Written exercise
Give every line of the data again, unchanged, but with no pictures.

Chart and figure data
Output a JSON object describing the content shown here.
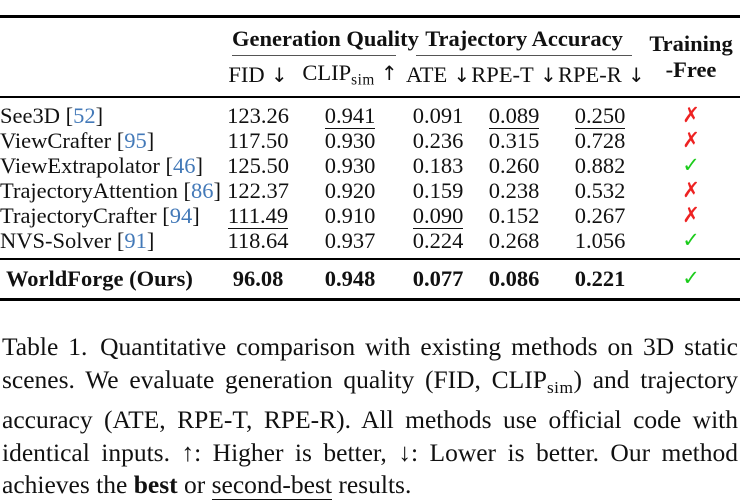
{
  "table": {
    "groups": [
      {
        "label": "Generation Quality",
        "span": 2
      },
      {
        "label": "Trajectory Accuracy",
        "span": 3
      }
    ],
    "training_free": {
      "line1": "Training",
      "line2": "-Free"
    },
    "columns": [
      {
        "name": "FID",
        "sub": "",
        "arrow": "↓"
      },
      {
        "name": "CLIP",
        "sub": "sim",
        "arrow": "↑"
      },
      {
        "name": "ATE",
        "sub": "",
        "arrow": "↓"
      },
      {
        "name": "RPE-T",
        "sub": "",
        "arrow": "↓"
      },
      {
        "name": "RPE-R",
        "sub": "",
        "arrow": "↓"
      }
    ],
    "rows": [
      {
        "method": "See3D",
        "cite": "52",
        "values": [
          "123.26",
          "0.941",
          "0.091",
          "0.089",
          "0.250"
        ],
        "underline": [
          false,
          true,
          false,
          true,
          true
        ],
        "training_free": false
      },
      {
        "method": "ViewCrafter",
        "cite": "95",
        "values": [
          "117.50",
          "0.930",
          "0.236",
          "0.315",
          "0.728"
        ],
        "underline": [
          false,
          false,
          false,
          false,
          false
        ],
        "training_free": false
      },
      {
        "method": "ViewExtrapolator",
        "cite": "46",
        "values": [
          "125.50",
          "0.930",
          "0.183",
          "0.260",
          "0.882"
        ],
        "underline": [
          false,
          false,
          false,
          false,
          false
        ],
        "training_free": true
      },
      {
        "method": "TrajectoryAttention",
        "cite": "86",
        "values": [
          "122.37",
          "0.920",
          "0.159",
          "0.238",
          "0.532"
        ],
        "underline": [
          false,
          false,
          false,
          false,
          false
        ],
        "training_free": false
      },
      {
        "method": "TrajectoryCrafter",
        "cite": "94",
        "values": [
          "111.49",
          "0.910",
          "0.090",
          "0.152",
          "0.267"
        ],
        "underline": [
          true,
          false,
          true,
          false,
          false
        ],
        "training_free": false
      },
      {
        "method": "NVS-Solver",
        "cite": "91",
        "values": [
          "118.64",
          "0.937",
          "0.224",
          "0.268",
          "1.056"
        ],
        "underline": [
          false,
          false,
          false,
          false,
          false
        ],
        "training_free": true
      }
    ],
    "ours_row": {
      "method": "WorldForge (Ours)",
      "values": [
        "96.08",
        "0.948",
        "0.077",
        "0.086",
        "0.221"
      ],
      "training_free": true
    },
    "check_glyph": "✓",
    "cross_glyph": "✗"
  },
  "caption": {
    "segments": [
      {
        "text": "Table 1. Quantitative comparison with existing methods on 3D static scenes. We evaluate generation quality (FID, CLIP",
        "style": "normal"
      },
      {
        "text": "sim",
        "style": "sub"
      },
      {
        "text": ") and trajectory accuracy (ATE, RPE-T, RPE-R). All methods use official code with identical inputs. ↑: Higher is better, ↓: Lower is better. Our method achieves the ",
        "style": "normal"
      },
      {
        "text": "best",
        "style": "bold"
      },
      {
        "text": " or ",
        "style": "normal"
      },
      {
        "text": "second-best",
        "style": "underline"
      },
      {
        "text": " results.",
        "style": "normal"
      }
    ]
  },
  "colors": {
    "cite_blue": "#4379b8",
    "check_green": "#1ccc1c",
    "cross_red": "#ee2222"
  }
}
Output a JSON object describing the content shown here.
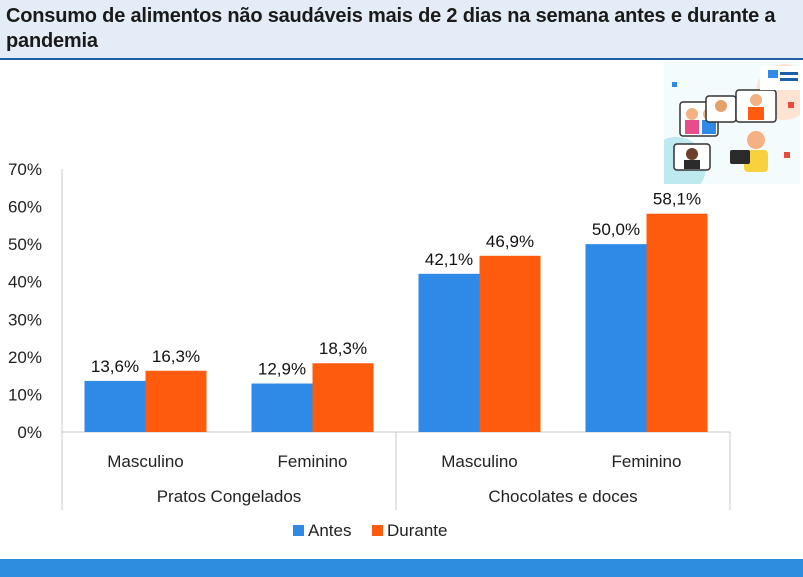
{
  "title": "Consumo de alimentos não saudáveis mais de 2 dias na semana antes e durante a pandemia",
  "colors": {
    "antes": "#2e8ae6",
    "durante": "#ff5b0f",
    "accent": "#1f5fa8",
    "bottom_band": "#2f8de0"
  },
  "chart_data": {
    "type": "bar",
    "yticks": [
      "0%",
      "10%",
      "20%",
      "30%",
      "40%",
      "50%",
      "60%",
      "70%"
    ],
    "ylim": [
      0,
      70
    ],
    "groups": [
      {
        "name": "Pratos Congelados",
        "categories": [
          "Masculino",
          "Feminino"
        ]
      },
      {
        "name": "Chocolates e doces",
        "categories": [
          "Masculino",
          "Feminino"
        ]
      }
    ],
    "series": [
      {
        "name": "Antes",
        "values": [
          13.6,
          12.9,
          42.1,
          50.0
        ],
        "labels": [
          "13,6%",
          "12,9%",
          "42,1%",
          "50,0%"
        ]
      },
      {
        "name": "Durante",
        "values": [
          16.3,
          18.3,
          46.9,
          58.1
        ],
        "labels": [
          "16,3%",
          "18,3%",
          "46,9%",
          "58,1%"
        ]
      }
    ],
    "legend_position": "bottom",
    "grid": false
  }
}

Result for this task
Output a JSON object describing the content shown here.
{
  "table": {
    "groups": [
      {
        "label": "Generation Quality",
        "span": 2
      },
      {
        "label": "Trajectory Accuracy",
        "span": 3
      }
    ],
    "training_free": {
      "line1": "Training",
      "line2": "-Free"
    },
    "columns": [
      {
        "name": "FID",
        "sub": "",
        "arrow": "↓"
      },
      {
        "name": "CLIP",
        "sub": "sim",
        "arrow": "↑"
      },
      {
        "name": "ATE",
        "sub": "",
        "arrow": "↓"
      },
      {
        "name": "RPE-T",
        "sub": "",
        "arrow": "↓"
      },
      {
        "name": "RPE-R",
        "sub": "",
        "arrow": "↓"
      }
    ],
    "rows": [
      {
        "method": "See3D",
        "cite": "52",
        "values": [
          "123.26",
          "0.941",
          "0.091",
          "0.089",
          "0.250"
        ],
        "underline": [
          false,
          true,
          false,
          true,
          true
        ],
        "training_free": false
      },
      {
        "method": "ViewCrafter",
        "cite": "95",
        "values": [
          "117.50",
          "0.930",
          "0.236",
          "0.315",
          "0.728"
        ],
        "underline": [
          false,
          false,
          false,
          false,
          false
        ],
        "training_free": false
      },
      {
        "method": "ViewExtrapolator",
        "cite": "46",
        "values": [
          "125.50",
          "0.930",
          "0.183",
          "0.260",
          "0.882"
        ],
        "underline": [
          false,
          false,
          false,
          false,
          false
        ],
        "training_free": true
      },
      {
        "method": "TrajectoryAttention",
        "cite": "86",
        "values": [
          "122.37",
          "0.920",
          "0.159",
          "0.238",
          "0.532"
        ],
        "underline": [
          false,
          false,
          false,
          false,
          false
        ],
        "training_free": false
      },
      {
        "method": "TrajectoryCrafter",
        "cite": "94",
        "values": [
          "111.49",
          "0.910",
          "0.090",
          "0.152",
          "0.267"
        ],
        "underline": [
          true,
          false,
          true,
          false,
          false
        ],
        "training_free": false
      },
      {
        "method": "NVS-Solver",
        "cite": "91",
        "values": [
          "118.64",
          "0.937",
          "0.224",
          "0.268",
          "1.056"
        ],
        "underline": [
          false,
          false,
          false,
          false,
          false
        ],
        "training_free": true
      }
    ],
    "ours_row": {
      "method": "WorldForge (Ours)",
      "values": [
        "96.08",
        "0.948",
        "0.077",
        "0.086",
        "0.221"
      ],
      "training_free": true
    },
    "check_glyph": "✓",
    "cross_glyph": "✗"
  },
  "caption": {
    "segments": [
      {
        "text": "Table 1. Quantitative comparison with existing methods on 3D static scenes. We evaluate generation quality (FID, CLIP",
        "style": "normal"
      },
      {
        "text": "sim",
        "style": "sub"
      },
      {
        "text": ") and trajectory accuracy (ATE, RPE-T, RPE-R). All methods use official code with identical inputs. ↑: Higher is better, ↓: Lower is better. Our method achieves the ",
        "style": "normal"
      },
      {
        "text": "best",
        "style": "bold"
      },
      {
        "text": " or ",
        "style": "normal"
      },
      {
        "text": "second-best",
        "style": "underline"
      },
      {
        "text": " results.",
        "style": "normal"
      }
    ]
  },
  "colors": {
    "cite_blue": "#4379b8",
    "check_green": "#1ccc1c",
    "cross_red": "#ee2222"
  }
}
Output a JSON object describing the content shown here.
{
  "title": "Consumo de alimentos não saudáveis mais de 2 dias na semana antes e durante a pandemia",
  "colors": {
    "antes": "#2e8ae6",
    "durante": "#ff5b0f",
    "accent": "#1f5fa8",
    "bottom_band": "#2f8de0"
  },
  "chart_data": {
    "type": "bar",
    "yticks": [
      "0%",
      "10%",
      "20%",
      "30%",
      "40%",
      "50%",
      "60%",
      "70%"
    ],
    "ylim": [
      0,
      70
    ],
    "groups": [
      {
        "name": "Pratos Congelados",
        "categories": [
          "Masculino",
          "Feminino"
        ]
      },
      {
        "name": "Chocolates e doces",
        "categories": [
          "Masculino",
          "Feminino"
        ]
      }
    ],
    "series": [
      {
        "name": "Antes",
        "values": [
          13.6,
          12.9,
          42.1,
          50.0
        ],
        "labels": [
          "13,6%",
          "12,9%",
          "42,1%",
          "50,0%"
        ]
      },
      {
        "name": "Durante",
        "values": [
          16.3,
          18.3,
          46.9,
          58.1
        ],
        "labels": [
          "16,3%",
          "18,3%",
          "46,9%",
          "58,1%"
        ]
      }
    ],
    "legend_position": "bottom",
    "grid": false
  }
}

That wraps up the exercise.